- **Objective**
Copy out all the records below with every "building-name" changed to "building-title" and everything else kept the same. Leave the pictures out of your answer.

- **Recorded data**
....

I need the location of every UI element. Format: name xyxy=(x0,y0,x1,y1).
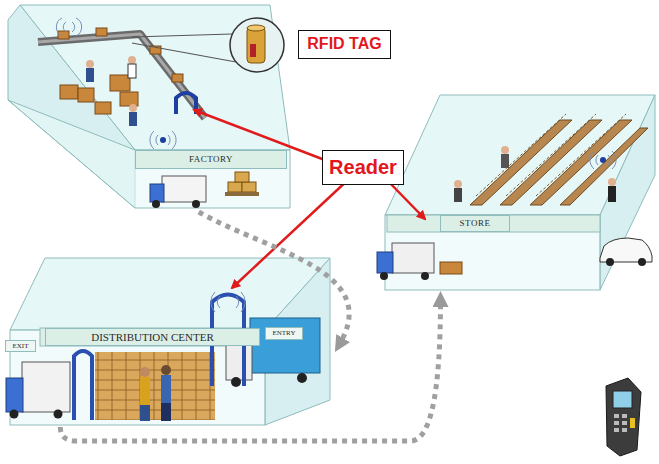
building-name: DISTRIBUTION CENTER xyxy=(91,332,214,343)
door-sign: EXIT xyxy=(5,340,36,352)
distribution-center-building: DISTRIBUTION CENTER EXIT ENTRY xyxy=(5,255,330,425)
handheld-reader-icon xyxy=(606,378,641,456)
callout-box: Reader xyxy=(322,150,404,185)
callout-label: RFID TAG xyxy=(307,35,382,53)
flow-arrow xyxy=(60,299,440,441)
rfid-tag-magnifier xyxy=(132,18,284,72)
store-illustration xyxy=(377,95,655,290)
distribution-center-illustration xyxy=(6,258,330,425)
callout-label: Reader xyxy=(329,156,397,179)
door-sign: ENTRY xyxy=(265,327,303,340)
building-name: FACTORY xyxy=(189,155,233,164)
building-name: STORE xyxy=(460,219,491,228)
factory-building: FACTORY xyxy=(5,3,290,210)
building-sign: STORE xyxy=(440,215,510,232)
flow-arrow xyxy=(199,212,349,345)
door-label: EXIT xyxy=(13,343,29,350)
callout-box: RFID TAG xyxy=(298,30,391,59)
building-sign: DISTRIBUTION CENTER xyxy=(45,328,260,346)
store-building: STORE xyxy=(380,95,655,290)
factory-illustration xyxy=(8,5,290,208)
building-sign: FACTORY xyxy=(135,150,287,169)
door-label: ENTRY xyxy=(273,330,296,337)
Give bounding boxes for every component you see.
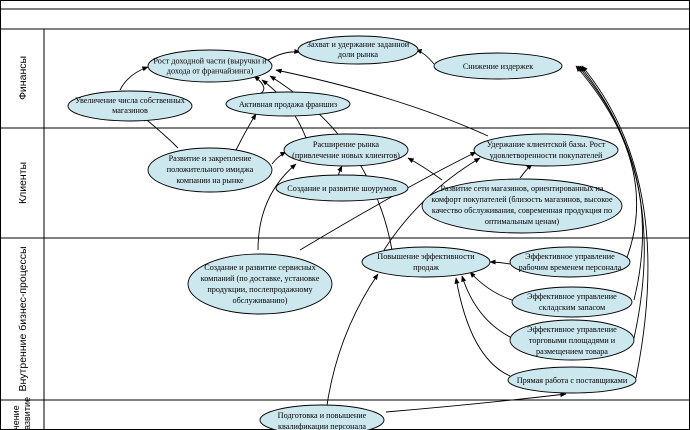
node-client-retention-line-2: удовлетворенности покупателей — [490, 151, 603, 160]
node-market-expand-line-1: Расширение рынка — [313, 140, 380, 149]
edge-brand-to-market-expand — [271, 151, 287, 165]
node-staff-training-line-2: квалификации персонала — [278, 422, 366, 430]
node-cost-cut-line-1: Снижение издержек — [463, 62, 533, 71]
node-cost-cut[interactable]: Снижение издержек — [433, 52, 563, 80]
node-brand-image-line-1: Развитие и закрепление — [169, 154, 252, 163]
lane-label-growth-line-2: азвитие — [22, 397, 32, 430]
node-store-network-line-1: Развитие сети магазинов, ориентированных… — [440, 184, 603, 193]
node-stock-mgmt-line-2: складским запасом — [539, 303, 605, 312]
node-service-companies-line-2: компаний (по доставке, установке — [201, 274, 320, 283]
node-franchise-sales[interactable]: Активная продажа франшиз — [225, 91, 351, 117]
node-service-companies[interactable]: Создание и развитие сервисных компаний (… — [187, 253, 333, 315]
node-suppliers-line-1: Прямая работа с поставщиками — [517, 376, 628, 385]
node-staff-training-line-1: Подготовка и повышение — [278, 411, 367, 420]
node-store-network-line-2: комфорт покупателей (близость магазинов,… — [431, 195, 613, 204]
edge-retail-space-to-cost-cut — [579, 65, 645, 339]
node-client-retention[interactable]: Удержание клиентской базы. Рост удовлетв… — [473, 133, 619, 167]
node-store-network[interactable]: Развитие сети магазинов, ориентированных… — [421, 178, 623, 234]
edge-brand-to-franchise — [235, 113, 257, 151]
lane-label-clients: Клиенты — [17, 162, 29, 204]
node-store-network-line-3: качество обслуживания, современная проду… — [432, 206, 612, 215]
edge-store-network-to-market-expand — [407, 157, 443, 181]
edge-retail-space-to-sales-eff — [461, 275, 513, 339]
node-market-expand[interactable]: Расширение рынка (привлечение новых клие… — [283, 133, 409, 167]
node-revenue[interactable]: Рост доходной части (выручки и дохода от… — [147, 49, 273, 83]
edge-staff-time-to-sales-eff — [489, 259, 511, 265]
edge-cost-cut-to-market-share — [415, 48, 435, 65]
node-market-share-line-1: Захват и удержание заданной — [307, 40, 410, 49]
edge-retention-to-revenue — [275, 68, 489, 137]
node-market-share-line-2: доли рынка — [338, 50, 378, 59]
node-retail-space[interactable]: Эффективное управление торговыми площадя… — [509, 319, 635, 361]
edge-franchise-to-revenue — [253, 75, 265, 95]
node-revenue-line-2: дохода от франчайзинга) — [167, 67, 254, 76]
node-sales-efficiency-line-2: продаж — [413, 263, 439, 272]
node-showrooms-line-1: Создание и развитие шоурумов — [287, 184, 397, 193]
edge-suppliers-to-sales-eff — [454, 277, 511, 377]
edge-training-to-suppliers — [385, 392, 567, 413]
edge-service-to-market-expand — [257, 163, 297, 251]
node-brand-image-line-3: компании на рынке — [176, 176, 244, 185]
edge-stock-to-sales-eff — [469, 271, 513, 301]
edge-suppliers-to-cost-cut — [581, 65, 649, 379]
edge-staff-time-to-cost-cut — [575, 65, 637, 261]
edge-stores-to-revenue — [119, 66, 149, 91]
node-staff-time[interactable]: Эффективное управление рабочим временем … — [509, 246, 631, 278]
lane-label-growth: чение азвитие — [11, 397, 32, 430]
node-brand-image[interactable]: Развитие и закрепление положительного им… — [147, 147, 273, 193]
node-stock-mgmt-line-1: Эффективное управление — [527, 292, 617, 301]
node-client-retention-line-1: Удержание клиентской базы. Рост — [487, 140, 606, 149]
nodes: Рост доходной части (выручки и дохода от… — [67, 35, 637, 430]
lane-label-finance: Финансы — [17, 56, 29, 100]
node-stores-count-line-1: Увеличение числа собственных — [75, 96, 185, 105]
node-sales-efficiency[interactable]: Повышение эффективности продаж — [361, 246, 491, 278]
node-revenue-line-1: Рост доходной части (выручки и — [153, 57, 267, 66]
node-service-companies-line-4: обслуживанию) — [232, 296, 287, 305]
node-staff-time-line-1: Эффективное управление — [525, 252, 615, 261]
lane-label-processes: Внутренние бизнес-процессы — [17, 247, 29, 392]
node-staff-training[interactable]: Подготовка и повышение квалификации перс… — [259, 404, 385, 430]
node-franchise-sales-line-1: Активная продажа франшиз — [239, 100, 337, 109]
node-retail-space-line-3: размещением товара — [536, 347, 608, 356]
node-service-companies-line-1: Создание и развитие сервисных — [204, 263, 315, 272]
lane-label-growth-line-1: чение — [11, 405, 21, 430]
edge-training-to-sales-eff — [325, 273, 379, 413]
node-retail-space-line-2: торговыми площадями и — [529, 336, 616, 345]
node-stores-count[interactable]: Увеличение числа собственных магазинов — [67, 90, 193, 122]
node-store-network-line-4: оптимальным ценам) — [485, 217, 559, 226]
node-stock-mgmt[interactable]: Эффективное управление складским запасом — [511, 286, 633, 318]
node-market-share[interactable]: Захват и удержание заданной доли рынка — [297, 35, 419, 65]
node-service-companies-line-3: продукции, послепродажному — [207, 285, 313, 294]
node-market-expand-line-2: (привлечение новых клиентов) — [292, 151, 400, 160]
edge-store-network-to-retention — [519, 163, 533, 179]
node-sales-efficiency-line-1: Повышение эффективности — [377, 252, 475, 261]
node-staff-time-line-2: рабочим временем персонала — [519, 263, 622, 272]
node-stores-count-line-2: магазинов — [112, 106, 148, 115]
edge-showrooms-to-market-expand — [337, 165, 343, 177]
node-showrooms[interactable]: Создание и развитие шоурумов — [275, 174, 409, 202]
node-suppliers[interactable]: Прямая работа с поставщиками — [507, 366, 637, 394]
node-retail-space-line-1: Эффективное управление — [527, 325, 617, 334]
node-brand-image-line-2: положительного имиджа — [167, 165, 254, 174]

....

- **Answer to this task**
I need the location of every UI element. Format: name xyxy=(x0,y0,x1,y1).
building-title: DISTRIBUTION CENTER xyxy=(91,332,214,343)
door-sign: EXIT xyxy=(5,340,36,352)
distribution-center-building: DISTRIBUTION CENTER EXIT ENTRY xyxy=(5,255,330,425)
handheld-reader-icon xyxy=(606,378,641,456)
callout-box: Reader xyxy=(322,150,404,185)
callout-label: RFID TAG xyxy=(307,35,382,53)
flow-arrow xyxy=(60,299,440,441)
rfid-tag-magnifier xyxy=(132,18,284,72)
store-illustration xyxy=(377,95,655,290)
distribution-center-illustration xyxy=(6,258,330,425)
callout-label: Reader xyxy=(329,156,397,179)
door-sign: ENTRY xyxy=(265,327,303,340)
building-title: FACTORY xyxy=(189,155,233,164)
building-title: STORE xyxy=(460,219,491,228)
factory-building: FACTORY xyxy=(5,3,290,210)
building-sign: STORE xyxy=(440,215,510,232)
flow-arrow xyxy=(199,212,349,345)
door-label: EXIT xyxy=(13,343,29,350)
callout-box: RFID TAG xyxy=(298,30,391,59)
building-sign: DISTRIBUTION CENTER xyxy=(45,328,260,346)
store-building: STORE xyxy=(380,95,655,290)
factory-illustration xyxy=(8,5,290,208)
building-sign: FACTORY xyxy=(135,150,287,169)
door-label: ENTRY xyxy=(273,330,296,337)
Give bounding boxes for every component you see.
node-client-retention-line-2: удовлетворенности покупателей — [490, 151, 603, 160]
node-market-expand-line-1: Расширение рынка — [313, 140, 380, 149]
edge-brand-to-market-expand — [271, 151, 287, 165]
node-staff-training-line-2: квалификации персонала — [278, 422, 366, 430]
node-cost-cut-line-1: Снижение издержек — [463, 62, 533, 71]
node-cost-cut[interactable]: Снижение издержек — [433, 52, 563, 80]
node-brand-image-line-1: Развитие и закрепление — [169, 154, 252, 163]
lane-label-growth-line-2: азвитие — [22, 397, 32, 430]
node-store-network-line-1: Развитие сети магазинов, ориентированных… — [440, 184, 603, 193]
node-stock-mgmt-line-2: складским запасом — [539, 303, 605, 312]
node-service-companies-line-2: компаний (по доставке, установке — [201, 274, 320, 283]
node-franchise-sales[interactable]: Активная продажа франшиз — [225, 91, 351, 117]
node-service-companies[interactable]: Создание и развитие сервисных компаний (… — [187, 253, 333, 315]
node-suppliers-line-1: Прямая работа с поставщиками — [517, 376, 628, 385]
node-staff-training-line-1: Подготовка и повышение — [278, 411, 367, 420]
node-store-network-line-2: комфорт покупателей (близость магазинов,… — [431, 195, 613, 204]
edge-retail-space-to-cost-cut — [579, 65, 645, 339]
node-client-retention[interactable]: Удержание клиентской базы. Рост удовлетв… — [473, 133, 619, 167]
node-store-network[interactable]: Развитие сети магазинов, ориентированных… — [421, 178, 623, 234]
edge-brand-to-franchise — [235, 113, 257, 151]
lane-label-clients: Клиенты — [17, 162, 29, 204]
node-store-network-line-3: качество обслуживания, современная проду… — [432, 206, 612, 215]
edge-store-network-to-market-expand — [407, 157, 443, 181]
edge-retail-space-to-sales-eff — [461, 275, 513, 339]
node-market-expand[interactable]: Расширение рынка (привлечение новых клие… — [283, 133, 409, 167]
node-revenue[interactable]: Рост доходной части (выручки и дохода от… — [147, 49, 273, 83]
edge-staff-time-to-sales-eff — [489, 259, 511, 265]
edge-cost-cut-to-market-share — [415, 48, 435, 65]
node-market-share-line-1: Захват и удержание заданной — [307, 40, 410, 49]
edge-retention-to-revenue — [275, 68, 489, 137]
node-market-share-line-2: доли рынка — [338, 50, 378, 59]
node-retail-space[interactable]: Эффективное управление торговыми площадя… — [509, 319, 635, 361]
edge-franchise-to-revenue — [253, 75, 265, 95]
node-revenue-line-2: дохода от франчайзинга) — [167, 67, 254, 76]
node-sales-efficiency-line-2: продаж — [413, 263, 439, 272]
node-showrooms-line-1: Создание и развитие шоурумов — [287, 184, 397, 193]
edge-suppliers-to-sales-eff — [454, 277, 511, 377]
edge-training-to-suppliers — [385, 392, 567, 413]
edge-service-to-market-expand — [257, 163, 297, 251]
node-brand-image-line-3: компании на рынке — [176, 176, 244, 185]
edge-stock-to-sales-eff — [469, 271, 513, 301]
edge-suppliers-to-cost-cut — [581, 65, 649, 379]
edge-staff-time-to-cost-cut — [575, 65, 637, 261]
edge-stores-to-revenue — [119, 66, 149, 91]
node-staff-time[interactable]: Эффективное управление рабочим временем … — [509, 246, 631, 278]
lane-label-growth: чение азвитие — [11, 397, 32, 430]
node-brand-image[interactable]: Развитие и закрепление положительного им… — [147, 147, 273, 193]
node-stock-mgmt-line-1: Эффективное управление — [527, 292, 617, 301]
node-client-retention-line-1: Удержание клиентской базы. Рост — [487, 140, 606, 149]
nodes: Рост доходной части (выручки и дохода от… — [67, 35, 637, 430]
lane-label-finance: Финансы — [17, 56, 29, 100]
node-stores-count-line-1: Увеличение числа собственных — [75, 96, 185, 105]
node-sales-efficiency[interactable]: Повышение эффективности продаж — [361, 246, 491, 278]
node-revenue-line-1: Рост доходной части (выручки и — [153, 57, 267, 66]
node-service-companies-line-4: обслуживанию) — [232, 296, 287, 305]
node-staff-time-line-1: Эффективное управление — [525, 252, 615, 261]
lane-label-processes: Внутренние бизнес-процессы — [17, 247, 29, 392]
node-staff-training[interactable]: Подготовка и повышение квалификации перс… — [259, 404, 385, 430]
node-franchise-sales-line-1: Активная продажа франшиз — [239, 100, 337, 109]
node-retail-space-line-3: размещением товара — [536, 347, 608, 356]
node-service-companies-line-1: Создание и развитие сервисных — [204, 263, 315, 272]
lane-label-growth-line-1: чение — [11, 405, 21, 430]
edge-training-to-sales-eff — [325, 273, 379, 413]
node-retail-space-line-2: торговыми площадями и — [529, 336, 616, 345]
node-stores-count[interactable]: Увеличение числа собственных магазинов — [67, 90, 193, 122]
node-store-network-line-4: оптимальным ценам) — [485, 217, 559, 226]
node-stock-mgmt[interactable]: Эффективное управление складским запасом — [511, 286, 633, 318]
node-market-share[interactable]: Захват и удержание заданной доли рынка — [297, 35, 419, 65]
node-service-companies-line-3: продукции, послепродажному — [207, 285, 313, 294]
node-market-expand-line-2: (привлечение новых клиентов) — [292, 151, 400, 160]
edge-store-network-to-retention — [519, 163, 533, 179]
node-sales-efficiency-line-1: Повышение эффективности — [377, 252, 475, 261]
node-staff-time-line-2: рабочим временем персонала — [519, 263, 622, 272]
node-stores-count-line-2: магазинов — [112, 106, 148, 115]
edge-showrooms-to-market-expand — [337, 165, 343, 177]
node-showrooms[interactable]: Создание и развитие шоурумов — [275, 174, 409, 202]
node-suppliers[interactable]: Прямая работа с поставщиками — [507, 366, 637, 394]
node-retail-space-line-1: Эффективное управление — [527, 325, 617, 334]
node-brand-image-line-2: положительного имиджа — [167, 165, 254, 174]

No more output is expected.